#### Requirement a
Copy the rows exactly as they appear, beginning with the first line of the rows and stopping after the line containing "The optical assembly 104 is at (947, 181).".

Memories of the Tidworth Tattoo

Ken Pickernell

The Pickernell family have been managing the Garrison Theatre for three generations - since it opened in 1909.   Bert Pickernell was the first Manager, followed by his son Ken and then his grandson, Tony, who manages the Theatre today.  The Pickernells were involved in helping to organise the Tidworth Tattoos.  

Ken Pickernell remembers  ...

In its hey-day, the reputation of the Tidworth Tattoo was as great as that of those held in Edinburgh and until recently at Earls Court in London.  

Tedworth House

The first Tidworth Tattoo took place in June 1920, taking the form of a pageant enacted on the grass behind Tedworth House.  It quickly became a very popular annual event, running every evening for two weeks, preceeded by community singing, sponsored by the London News Chronicle which supplied the songsheets. 
Special trains from London, Birmingham and Wales arrived at the station in Tidworth, where the present Naafi/Spar is located.   Had you ever wondered how Station Road got its name or why the red brick houses at the top of Station Road were called "Railway Cottages" ?
People swarmed off the special trains, across Station Road, across the green, crossing the main road through Tidworth by means of a bridge, which was specially constructed each year for the purpose, and on through Tedworth Park to the Tattoo Ground which is about a mile from the station. 
The trains themselves were turned around on the turntable, then shunted back to Ludgershall to wait for the end of the show.
Boys with trays of chocolate used to hover in Station Road, ready to sell their wares to alighting passengers.  Bert Pickernell would scrutinise each boy's takings at the end of each day and woe betide any of them if there were any discrepancy !  Nevertheless, this was a very popular job and boys would queue from first light in order to be chosen for the job of chocolate-seller.  The big chocolate manufacturers would make several special deliveries to Tidworth during the period of the Tattoo.  Naafi canteens were set up all around Tedworth Park selling tea, cakes and sandwiches - you could buy a “supper box” for a shilling (5p!).

#### Requirement b
In the Tidworth Tattoo passage, what could you buy for a shilling at the Naafi canteens?

#### Data listing
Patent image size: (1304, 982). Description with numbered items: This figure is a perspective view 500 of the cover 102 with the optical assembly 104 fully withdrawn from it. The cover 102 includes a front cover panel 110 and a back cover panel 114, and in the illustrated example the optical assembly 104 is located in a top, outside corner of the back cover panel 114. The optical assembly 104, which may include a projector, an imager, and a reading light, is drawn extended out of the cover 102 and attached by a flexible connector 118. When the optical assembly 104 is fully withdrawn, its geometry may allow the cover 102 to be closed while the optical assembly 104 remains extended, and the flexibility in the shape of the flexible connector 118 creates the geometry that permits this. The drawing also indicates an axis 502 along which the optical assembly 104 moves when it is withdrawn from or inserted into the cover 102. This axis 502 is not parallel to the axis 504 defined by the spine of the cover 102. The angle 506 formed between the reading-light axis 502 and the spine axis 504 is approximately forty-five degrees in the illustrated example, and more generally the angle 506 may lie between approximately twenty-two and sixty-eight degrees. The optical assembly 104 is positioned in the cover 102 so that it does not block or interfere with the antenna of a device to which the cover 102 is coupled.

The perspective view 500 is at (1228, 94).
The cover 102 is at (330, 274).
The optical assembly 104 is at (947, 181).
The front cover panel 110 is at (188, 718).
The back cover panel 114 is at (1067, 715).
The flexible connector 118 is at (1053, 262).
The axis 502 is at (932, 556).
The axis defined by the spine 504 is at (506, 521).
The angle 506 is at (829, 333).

#### Answer a
Patent image size: (1304, 982). Description with numbered items: This figure is a perspective view 500 of the cover 102 with the optical assembly 104 fully withdrawn from it. The cover 102 includes a front cover panel 110 and a back cover panel 114, and in the illustrated example the optical assembly 104 is located in a top, outside corner of the back cover panel 114. The optical assembly 104, which may include a projector, an imager, and a reading light, is drawn extended out of the cover 102 and attached by a flexible connector 118. When the optical assembly 104 is fully withdrawn, its geometry may allow the cover 102 to be closed while the optical assembly 104 remains extended, and the flexibility in the shape of the flexible connector 118 creates the geometry that permits this. The drawing also indicates an axis 502 along which the optical assembly 104 moves when it is withdrawn from or inserted into the cover 102. This axis 502 is not parallel to the axis 504 defined by the spine of the cover 102. The angle 506 formed between the reading-light axis 502 and the spine axis 504 is approximately forty-five degrees in the illustrated example, and more generally the angle 506 may lie between approximately twenty-two and sixty-eight degrees. The optical assembly 104 is positioned in the cover 102 so that it does not block or interfere with the antenna of a device to which the cover 102 is coupled.

The perspective view 500 is at (1228, 94).
The cover 102 is at (330, 274).
The optical assembly 104 is at (947, 181).

#### Answer b
A "supper box."